GIVEN EXERCISE
All of the data should be repeated exactly; pictures are not part of the copy.
>> Start ENTRIES
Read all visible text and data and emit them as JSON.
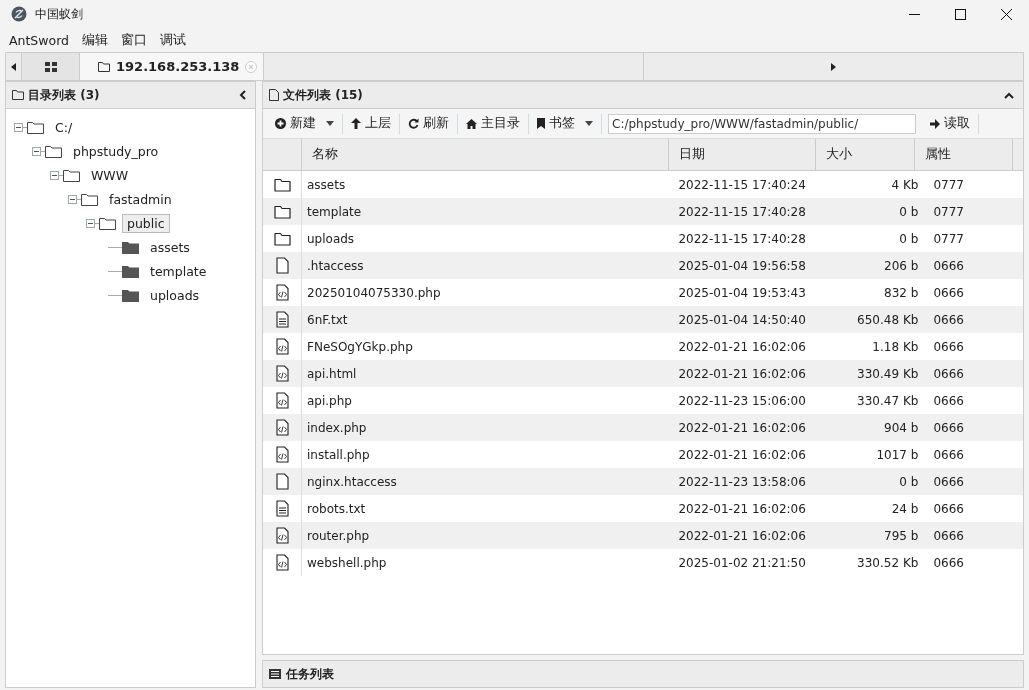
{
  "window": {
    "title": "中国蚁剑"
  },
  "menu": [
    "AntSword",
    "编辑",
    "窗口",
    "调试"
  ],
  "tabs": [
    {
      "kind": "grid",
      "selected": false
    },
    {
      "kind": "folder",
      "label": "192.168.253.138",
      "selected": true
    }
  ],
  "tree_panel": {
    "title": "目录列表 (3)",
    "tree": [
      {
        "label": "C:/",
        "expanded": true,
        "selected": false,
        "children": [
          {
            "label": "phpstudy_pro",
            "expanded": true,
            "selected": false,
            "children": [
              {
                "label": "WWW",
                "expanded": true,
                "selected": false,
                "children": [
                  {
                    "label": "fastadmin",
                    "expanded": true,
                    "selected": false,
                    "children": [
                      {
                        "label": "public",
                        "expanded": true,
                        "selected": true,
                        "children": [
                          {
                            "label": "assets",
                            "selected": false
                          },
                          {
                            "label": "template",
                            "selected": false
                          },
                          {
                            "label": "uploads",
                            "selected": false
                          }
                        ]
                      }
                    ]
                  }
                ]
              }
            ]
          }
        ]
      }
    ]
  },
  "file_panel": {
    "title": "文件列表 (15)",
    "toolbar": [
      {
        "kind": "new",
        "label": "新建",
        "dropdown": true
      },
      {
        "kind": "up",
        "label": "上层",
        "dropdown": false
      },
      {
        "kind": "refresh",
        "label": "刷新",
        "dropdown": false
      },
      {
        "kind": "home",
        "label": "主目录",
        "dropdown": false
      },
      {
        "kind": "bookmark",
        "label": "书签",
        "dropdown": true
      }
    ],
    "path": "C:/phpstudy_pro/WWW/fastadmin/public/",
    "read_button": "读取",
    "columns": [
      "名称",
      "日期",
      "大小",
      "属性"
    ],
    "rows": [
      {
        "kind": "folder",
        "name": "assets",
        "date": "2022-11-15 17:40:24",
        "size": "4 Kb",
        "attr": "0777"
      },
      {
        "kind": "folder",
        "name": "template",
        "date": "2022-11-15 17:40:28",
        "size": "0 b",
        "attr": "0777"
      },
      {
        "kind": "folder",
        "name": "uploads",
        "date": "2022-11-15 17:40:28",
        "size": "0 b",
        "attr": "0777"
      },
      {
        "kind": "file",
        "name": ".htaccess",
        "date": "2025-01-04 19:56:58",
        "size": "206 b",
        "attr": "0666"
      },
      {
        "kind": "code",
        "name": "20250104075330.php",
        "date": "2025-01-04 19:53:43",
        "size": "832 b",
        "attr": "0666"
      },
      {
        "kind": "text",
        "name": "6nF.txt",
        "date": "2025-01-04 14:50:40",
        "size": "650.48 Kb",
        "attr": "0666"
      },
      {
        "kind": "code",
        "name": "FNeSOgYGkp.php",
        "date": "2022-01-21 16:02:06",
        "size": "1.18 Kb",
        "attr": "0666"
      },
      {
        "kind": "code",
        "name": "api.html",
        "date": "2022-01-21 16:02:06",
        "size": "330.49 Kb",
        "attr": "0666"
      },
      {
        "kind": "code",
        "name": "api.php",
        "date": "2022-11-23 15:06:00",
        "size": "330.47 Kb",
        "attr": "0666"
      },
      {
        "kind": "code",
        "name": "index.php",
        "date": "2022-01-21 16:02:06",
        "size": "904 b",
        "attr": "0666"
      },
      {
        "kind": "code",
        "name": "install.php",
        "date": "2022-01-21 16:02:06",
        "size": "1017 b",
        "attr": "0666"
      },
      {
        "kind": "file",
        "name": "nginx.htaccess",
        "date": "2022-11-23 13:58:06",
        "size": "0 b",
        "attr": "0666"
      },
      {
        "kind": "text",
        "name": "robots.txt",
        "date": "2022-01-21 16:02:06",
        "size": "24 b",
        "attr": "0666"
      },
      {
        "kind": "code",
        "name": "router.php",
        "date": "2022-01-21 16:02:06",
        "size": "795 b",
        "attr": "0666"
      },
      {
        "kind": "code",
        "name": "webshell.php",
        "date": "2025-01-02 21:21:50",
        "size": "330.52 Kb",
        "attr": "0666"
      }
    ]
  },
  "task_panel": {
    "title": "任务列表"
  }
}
>> End ENTRIES
EXPECTED OUTPUT
Read all visible text and data and emit them as JSON.
{
  "window": {
    "title": "中国蚁剑"
  },
  "menu": [
    "AntSword",
    "编辑",
    "窗口",
    "调试"
  ],
  "tabs": [
    {
      "kind": "grid",
      "selected": false
    },
    {
      "kind": "folder",
      "label": "192.168.253.138",
      "selected": true
    }
  ],
  "tree_panel": {
    "title": "目录列表 (3)",
    "tree": [
      {
        "label": "C:/",
        "expanded": true,
        "selected": false,
        "children": [
          {
            "label": "phpstudy_pro",
            "expanded": true,
            "selected": false,
            "children": [
              {
                "label": "WWW",
                "expanded": true,
                "selected": false,
                "children": [
                  {
                    "label": "fastadmin",
                    "expanded": true,
                    "selected": false,
                    "children": [
                      {
                        "label": "public",
                        "expanded": true,
                        "selected": true,
                        "children": [
                          {
                            "label": "assets",
                            "selected": false
                          },
                          {
                            "label": "template",
                            "selected": false
                          },
                          {
                            "label": "uploads",
                            "selected": false
                          }
                        ]
                      }
                    ]
                  }
                ]
              }
            ]
          }
        ]
      }
    ]
  },
  "file_panel": {
    "title": "文件列表 (15)",
    "toolbar": [
      {
        "kind": "new",
        "label": "新建",
        "dropdown": true
      },
      {
        "kind": "up",
        "label": "上层",
        "dropdown": false
      },
      {
        "kind": "refresh",
        "label": "刷新",
        "dropdown": false
      },
      {
        "kind": "home",
        "label": "主目录",
        "dropdown": false
      },
      {
        "kind": "bookmark",
        "label": "书签",
        "dropdown": true
      }
    ],
    "path": "C:/phpstudy_pro/WWW/fastadmin/public/",
    "read_button": "读取",
    "columns": [
      "名称",
      "日期",
      "大小",
      "属性"
    ],
    "rows": [
      {
        "kind": "folder",
        "name": "assets",
        "date": "2022-11-15 17:40:24",
        "size": "4 Kb",
        "attr": "0777"
      },
      {
        "kind": "folder",
        "name": "template",
        "date": "2022-11-15 17:40:28",
        "size": "0 b",
        "attr": "0777"
      },
      {
        "kind": "folder",
        "name": "uploads",
        "date": "2022-11-15 17:40:28",
        "size": "0 b",
        "attr": "0777"
      },
      {
        "kind": "file",
        "name": ".htaccess",
        "date": "2025-01-04 19:56:58",
        "size": "206 b",
        "attr": "0666"
      },
      {
        "kind": "code",
        "name": "20250104075330.php",
        "date": "2025-01-04 19:53:43",
        "size": "832 b",
        "attr": "0666"
      },
      {
        "kind": "text",
        "name": "6nF.txt",
        "date": "2025-01-04 14:50:40",
        "size": "650.48 Kb",
        "attr": "0666"
      },
      {
        "kind": "code",
        "name": "FNeSOgYGkp.php",
        "date": "2022-01-21 16:02:06",
        "size": "1.18 Kb",
        "attr": "0666"
      },
      {
        "kind": "code",
        "name": "api.html",
        "date": "2022-01-21 16:02:06",
        "size": "330.49 Kb",
        "attr": "0666"
      },
      {
        "kind": "code",
        "name": "api.php",
        "date": "2022-11-23 15:06:00",
        "size": "330.47 Kb",
        "attr": "0666"
      },
      {
        "kind": "code",
        "name": "index.php",
        "date": "2022-01-21 16:02:06",
        "size": "904 b",
        "attr": "0666"
      },
      {
        "kind": "code",
        "name": "install.php",
        "date": "2022-01-21 16:02:06",
        "size": "1017 b",
        "attr": "0666"
      },
      {
        "kind": "file",
        "name": "nginx.htaccess",
        "date": "2022-11-23 13:58:06",
        "size": "0 b",
        "attr": "0666"
      },
      {
        "kind": "text",
        "name": "robots.txt",
        "date": "2022-01-21 16:02:06",
        "size": "24 b",
        "attr": "0666"
      },
      {
        "kind": "code",
        "name": "router.php",
        "date": "2022-01-21 16:02:06",
        "size": "795 b",
        "attr": "0666"
      },
      {
        "kind": "code",
        "name": "webshell.php",
        "date": "2025-01-02 21:21:50",
        "size": "330.52 Kb",
        "attr": "0666"
      }
    ]
  },
  "task_panel": {
    "title": "任务列表"
  }
}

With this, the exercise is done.